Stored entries

-*-*-

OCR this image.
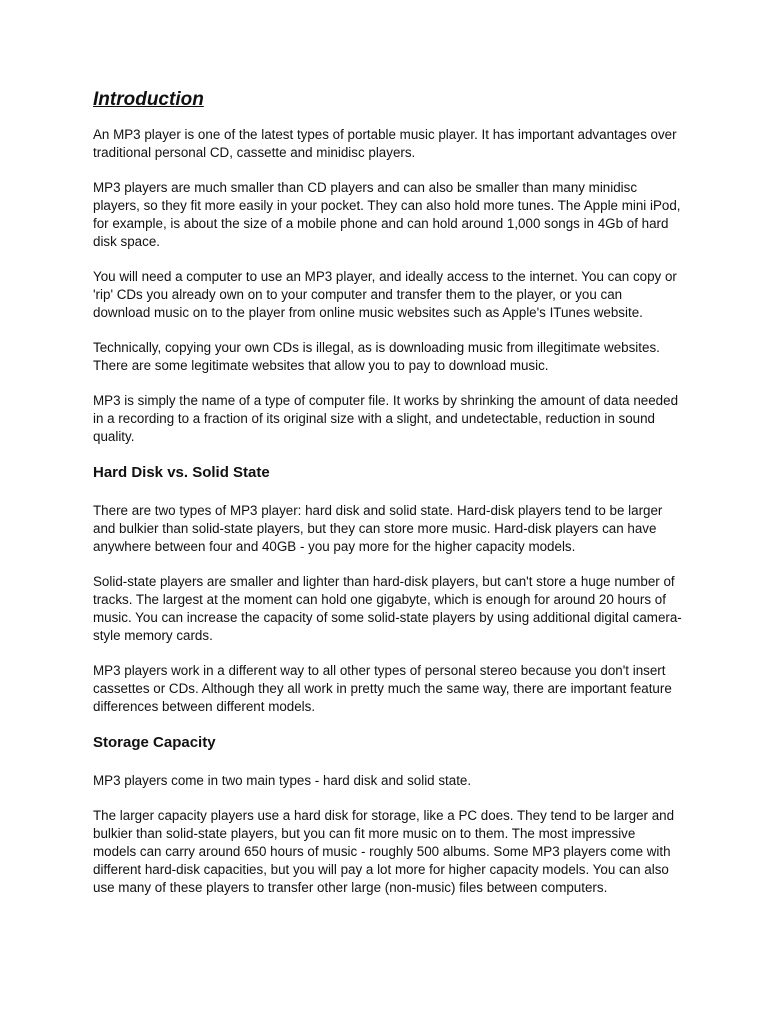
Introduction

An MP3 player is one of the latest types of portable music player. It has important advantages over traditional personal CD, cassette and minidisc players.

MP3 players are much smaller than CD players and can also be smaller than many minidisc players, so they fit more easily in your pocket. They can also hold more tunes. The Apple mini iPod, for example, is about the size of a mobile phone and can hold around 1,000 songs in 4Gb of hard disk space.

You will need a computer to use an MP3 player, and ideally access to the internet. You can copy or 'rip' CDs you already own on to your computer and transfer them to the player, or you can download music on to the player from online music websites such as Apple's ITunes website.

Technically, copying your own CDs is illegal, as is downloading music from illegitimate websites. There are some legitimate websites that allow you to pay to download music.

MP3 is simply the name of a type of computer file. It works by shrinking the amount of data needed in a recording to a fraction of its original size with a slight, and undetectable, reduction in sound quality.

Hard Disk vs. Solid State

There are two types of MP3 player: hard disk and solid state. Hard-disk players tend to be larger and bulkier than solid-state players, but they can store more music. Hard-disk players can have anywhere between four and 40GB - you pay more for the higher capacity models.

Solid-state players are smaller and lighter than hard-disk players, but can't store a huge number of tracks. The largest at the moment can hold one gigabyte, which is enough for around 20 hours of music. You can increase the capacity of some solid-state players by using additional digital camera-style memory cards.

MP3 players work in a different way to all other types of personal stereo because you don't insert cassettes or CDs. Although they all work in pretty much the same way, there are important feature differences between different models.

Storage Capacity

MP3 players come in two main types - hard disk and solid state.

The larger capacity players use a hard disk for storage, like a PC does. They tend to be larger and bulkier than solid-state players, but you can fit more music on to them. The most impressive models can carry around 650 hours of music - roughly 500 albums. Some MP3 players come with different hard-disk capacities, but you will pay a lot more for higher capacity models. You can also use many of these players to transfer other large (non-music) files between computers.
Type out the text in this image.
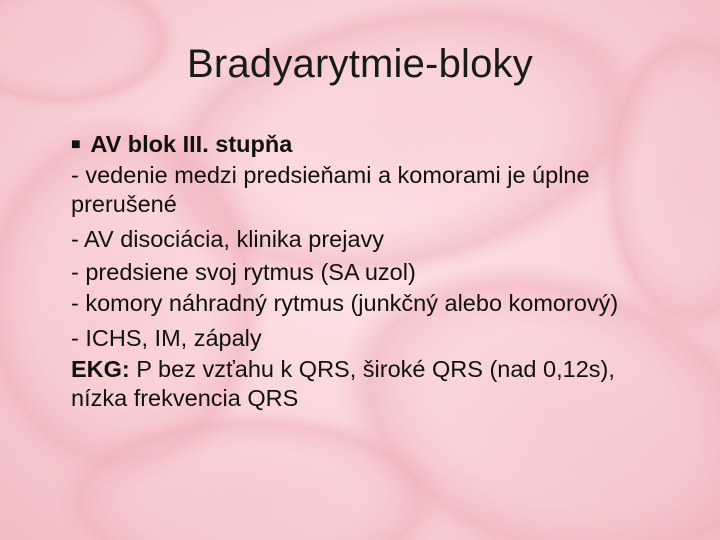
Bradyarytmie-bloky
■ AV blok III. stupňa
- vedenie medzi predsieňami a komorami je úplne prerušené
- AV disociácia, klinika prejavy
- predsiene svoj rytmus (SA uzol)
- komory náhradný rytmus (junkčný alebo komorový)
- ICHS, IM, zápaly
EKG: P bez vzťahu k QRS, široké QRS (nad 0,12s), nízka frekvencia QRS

-*-*-

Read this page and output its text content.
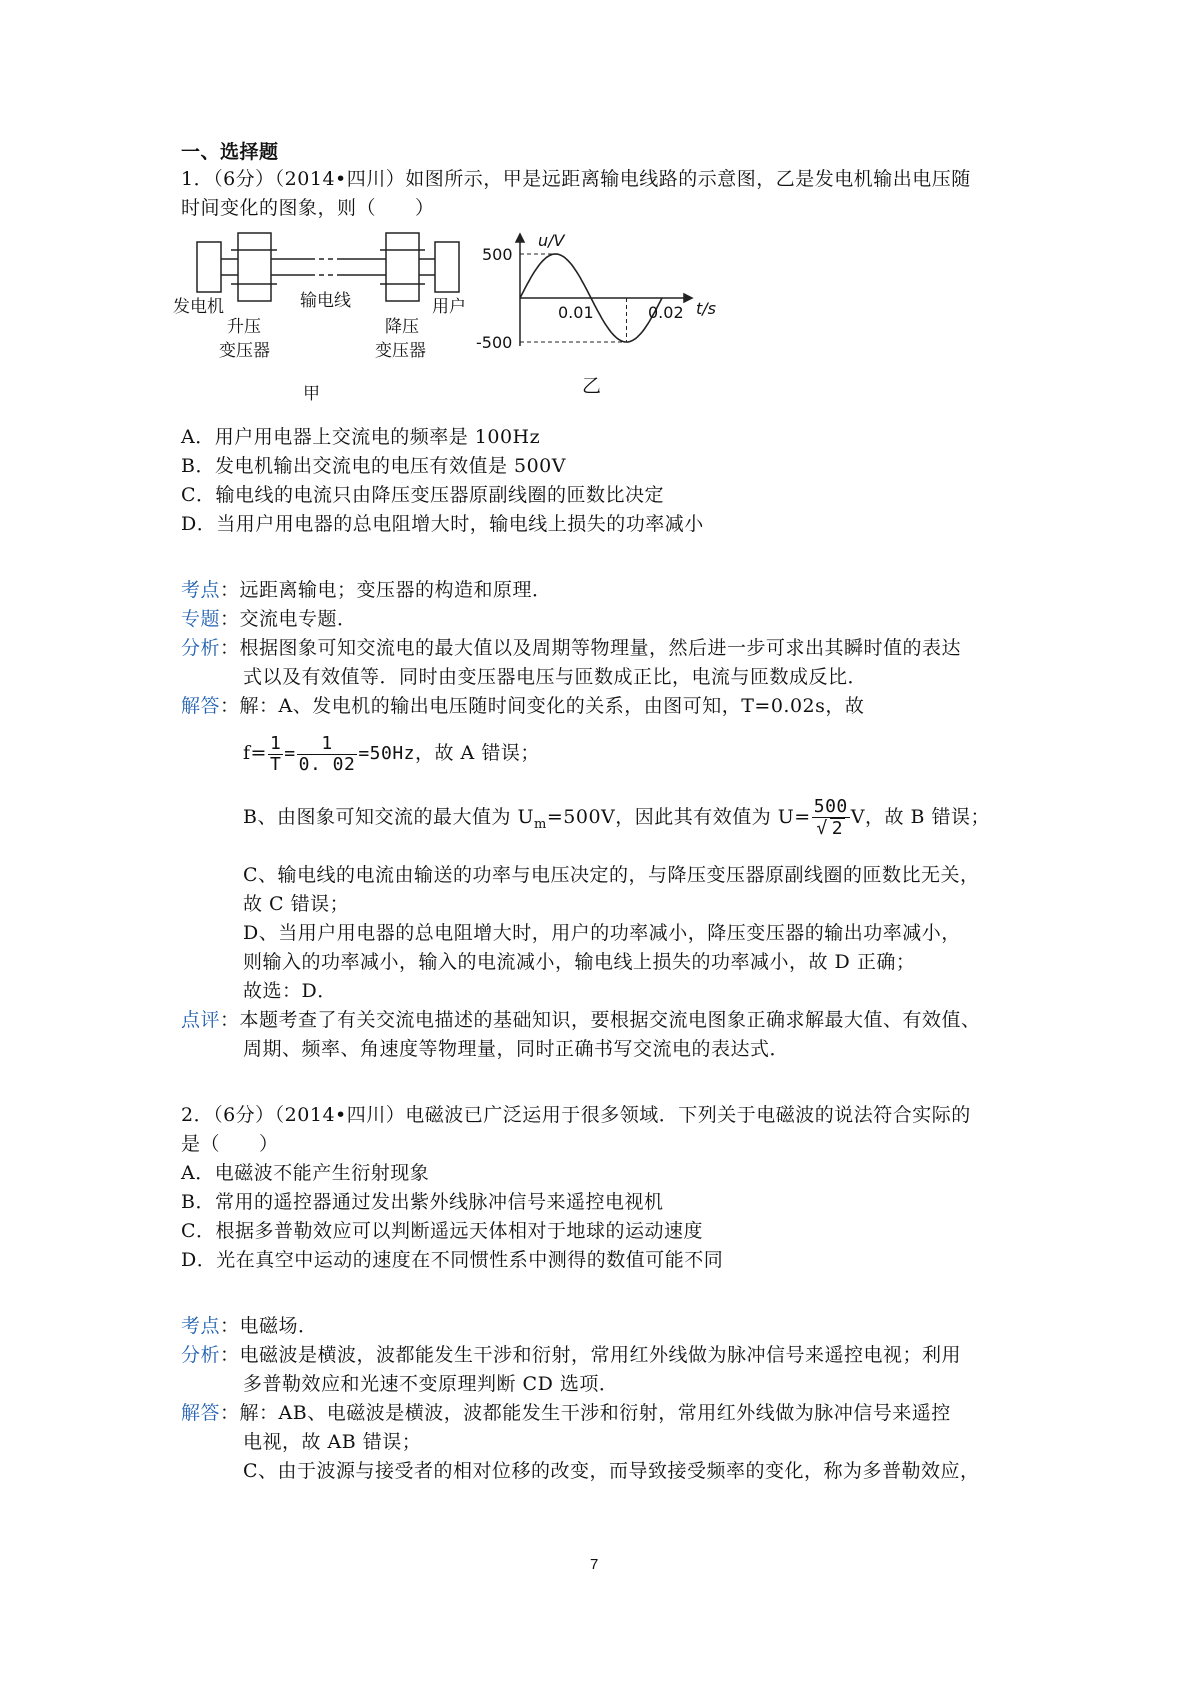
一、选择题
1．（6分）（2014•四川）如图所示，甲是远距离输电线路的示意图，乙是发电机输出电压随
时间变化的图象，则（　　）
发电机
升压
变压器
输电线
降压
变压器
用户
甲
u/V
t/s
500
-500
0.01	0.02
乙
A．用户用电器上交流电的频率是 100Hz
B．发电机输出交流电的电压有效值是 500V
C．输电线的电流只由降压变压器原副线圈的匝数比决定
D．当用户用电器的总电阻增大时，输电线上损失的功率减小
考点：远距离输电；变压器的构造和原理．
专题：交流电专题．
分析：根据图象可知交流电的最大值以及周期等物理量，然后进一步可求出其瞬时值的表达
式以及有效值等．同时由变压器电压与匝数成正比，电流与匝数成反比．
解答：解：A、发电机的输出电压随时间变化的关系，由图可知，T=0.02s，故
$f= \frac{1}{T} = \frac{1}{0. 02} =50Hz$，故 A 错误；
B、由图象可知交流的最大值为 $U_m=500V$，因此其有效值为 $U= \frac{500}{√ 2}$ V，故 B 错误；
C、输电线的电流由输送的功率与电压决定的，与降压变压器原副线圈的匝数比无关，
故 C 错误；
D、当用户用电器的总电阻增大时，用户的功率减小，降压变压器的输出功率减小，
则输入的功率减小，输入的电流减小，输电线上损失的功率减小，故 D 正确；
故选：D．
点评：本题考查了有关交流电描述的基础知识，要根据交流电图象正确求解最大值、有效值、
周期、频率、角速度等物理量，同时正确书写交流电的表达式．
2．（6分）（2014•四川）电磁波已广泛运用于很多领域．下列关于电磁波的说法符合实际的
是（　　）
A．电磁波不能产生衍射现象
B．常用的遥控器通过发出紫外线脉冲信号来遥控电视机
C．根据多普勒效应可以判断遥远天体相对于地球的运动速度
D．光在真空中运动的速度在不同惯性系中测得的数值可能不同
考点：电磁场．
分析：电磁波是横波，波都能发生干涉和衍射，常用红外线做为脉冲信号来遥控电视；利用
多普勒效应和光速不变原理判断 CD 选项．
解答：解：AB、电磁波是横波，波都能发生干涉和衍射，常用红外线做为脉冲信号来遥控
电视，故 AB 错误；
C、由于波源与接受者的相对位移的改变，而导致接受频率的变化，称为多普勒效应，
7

-*-*-

WRITTEN TASK
Return each line that includes "text".

SOLUTION TO THIS PROBLEM
Type out the text in this image.
Read this page and output its text content.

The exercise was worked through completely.